▶ [SUPPLIED MATERIAL]:
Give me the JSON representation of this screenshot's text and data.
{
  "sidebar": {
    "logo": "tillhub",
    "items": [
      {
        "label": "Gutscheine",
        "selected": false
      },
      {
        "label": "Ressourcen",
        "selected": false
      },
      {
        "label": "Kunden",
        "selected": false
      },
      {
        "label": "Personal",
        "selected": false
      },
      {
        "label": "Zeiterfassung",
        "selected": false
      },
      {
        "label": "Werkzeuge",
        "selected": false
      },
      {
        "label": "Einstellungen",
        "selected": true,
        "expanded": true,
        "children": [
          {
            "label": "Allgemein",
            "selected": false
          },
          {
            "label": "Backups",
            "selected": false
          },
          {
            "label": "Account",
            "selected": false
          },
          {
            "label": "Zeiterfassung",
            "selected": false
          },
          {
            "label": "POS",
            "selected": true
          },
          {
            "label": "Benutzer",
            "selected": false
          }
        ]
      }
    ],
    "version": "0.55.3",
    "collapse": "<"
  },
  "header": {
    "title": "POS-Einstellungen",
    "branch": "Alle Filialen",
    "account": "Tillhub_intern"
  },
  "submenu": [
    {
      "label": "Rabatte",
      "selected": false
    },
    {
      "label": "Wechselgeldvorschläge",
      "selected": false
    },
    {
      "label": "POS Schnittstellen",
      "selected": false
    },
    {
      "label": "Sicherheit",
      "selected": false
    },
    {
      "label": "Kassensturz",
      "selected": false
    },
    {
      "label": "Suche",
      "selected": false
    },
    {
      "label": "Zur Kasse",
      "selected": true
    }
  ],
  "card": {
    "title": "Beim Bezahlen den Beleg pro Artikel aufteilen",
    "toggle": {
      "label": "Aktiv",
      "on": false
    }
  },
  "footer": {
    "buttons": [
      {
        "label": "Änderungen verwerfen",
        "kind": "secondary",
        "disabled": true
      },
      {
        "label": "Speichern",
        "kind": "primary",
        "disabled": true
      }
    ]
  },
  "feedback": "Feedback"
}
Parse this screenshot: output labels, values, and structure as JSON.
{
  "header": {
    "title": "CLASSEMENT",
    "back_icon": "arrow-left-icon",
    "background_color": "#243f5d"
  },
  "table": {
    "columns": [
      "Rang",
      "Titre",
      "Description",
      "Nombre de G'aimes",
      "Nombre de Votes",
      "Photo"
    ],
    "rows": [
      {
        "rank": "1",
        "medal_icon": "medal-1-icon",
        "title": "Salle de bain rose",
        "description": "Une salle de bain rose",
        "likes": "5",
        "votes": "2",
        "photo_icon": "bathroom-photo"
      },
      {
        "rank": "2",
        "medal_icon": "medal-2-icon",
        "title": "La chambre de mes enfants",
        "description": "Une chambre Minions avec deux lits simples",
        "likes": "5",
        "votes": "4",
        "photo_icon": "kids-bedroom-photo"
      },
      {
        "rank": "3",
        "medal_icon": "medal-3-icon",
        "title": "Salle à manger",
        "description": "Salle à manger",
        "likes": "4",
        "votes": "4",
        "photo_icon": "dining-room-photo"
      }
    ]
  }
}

▶ [TASK PROMPT]:
Extract each line of the material exactly as it stands.

▶ [CORRECT RESULT]:
Give me the JSON representation of this screenshot's text and data.
{
  "sidebar": {
    "logo": "tillhub",
    "items": [
      {
        "label": "Gutscheine",
        "selected": false
      },
      {
        "label": "Ressourcen",
        "selected": false
      },
      {
        "label": "Kunden",
        "selected": false
      },
      {
        "label": "Personal",
        "selected": false
      },
      {
        "label": "Zeiterfassung",
        "selected": false
      },
      {
        "label": "Werkzeuge",
        "selected": false
      },
      {
        "label": "Einstellungen",
        "selected": true,
        "expanded": true,
        "children": [
          {
            "label": "Allgemein",
            "selected": false
          },
          {
            "label": "Backups",
            "selected": false
          },
          {
            "label": "Account",
            "selected": false
          },
          {
            "label": "Zeiterfassung",
            "selected": false
          },
          {
            "label": "POS",
            "selected": true
          },
          {
            "label": "Benutzer",
            "selected": false
          }
        ]
      }
    ],
    "version": "0.55.3",
    "collapse": "<"
  },
  "header": {
    "title": "POS-Einstellungen",
    "branch": "Alle Filialen",
    "account": "Tillhub_intern"
  },
  "submenu": [
    {
      "label": "Rabatte",
      "selected": false
    },
    {
      "label": "Wechselgeldvorschläge",
      "selected": false
    },
    {
      "label": "POS Schnittstellen",
      "selected": false
    },
    {
      "label": "Sicherheit",
      "selected": false
    },
    {
      "label": "Kassensturz",
      "selected": false
    },
    {
      "label": "Suche",
      "selected": false
    },
    {
      "label": "Zur Kasse",
      "selected": true
    }
  ],
  "card": {
    "title": "Beim Bezahlen den Beleg pro Artikel aufteilen",
    "toggle": {
      "label": "Aktiv",
      "on": false
    }
  },
  "footer": {
    "buttons": [
      {
        "label": "Änderungen verwerfen",
        "kind": "secondary",
        "disabled": true
      },
      {
        "label": "Speichern",
        "kind": "primary",
        "disabled": true
      }
    ]
  },
  "feedback": "Feedback"
}
Parse this screenshot: output labels, values, and structure as JSON.
{
  "header": {
    "title": "CLASSEMENT",
    "back_icon": "arrow-left-icon",
    "background_color": "#243f5d"
  },
  "table": {
    "columns": [
      "Rang",
      "Titre",
      "Description",
      "Nombre de G'aimes",
      "Nombre de Votes",
      "Photo"
    ],
    "rows": [
      {
        "rank": "1",
        "medal_icon": "medal-1-icon",
        "title": "Salle de bain rose",
        "description": "Une salle de bain rose",
        "likes": "5",
        "votes": "2",
        "photo_icon": "bathroom-photo"
      },
      {
        "rank": "2",
        "medal_icon": "medal-2-icon",
        "title": "La chambre de mes enfants",
        "description": "Une chambre Minions avec deux lits simples",
        "likes": "5",
        "votes": "4",
        "photo_icon": "kids-bedroom-photo"
      },
      {
        "rank": "3",
        "medal_icon": "medal-3-icon",
        "title": "Salle à manger",
        "description": "Salle à manger",
        "likes": "4",
        "votes": "4",
        "photo_icon": "dining-room-photo"
      }
    ]
  }
}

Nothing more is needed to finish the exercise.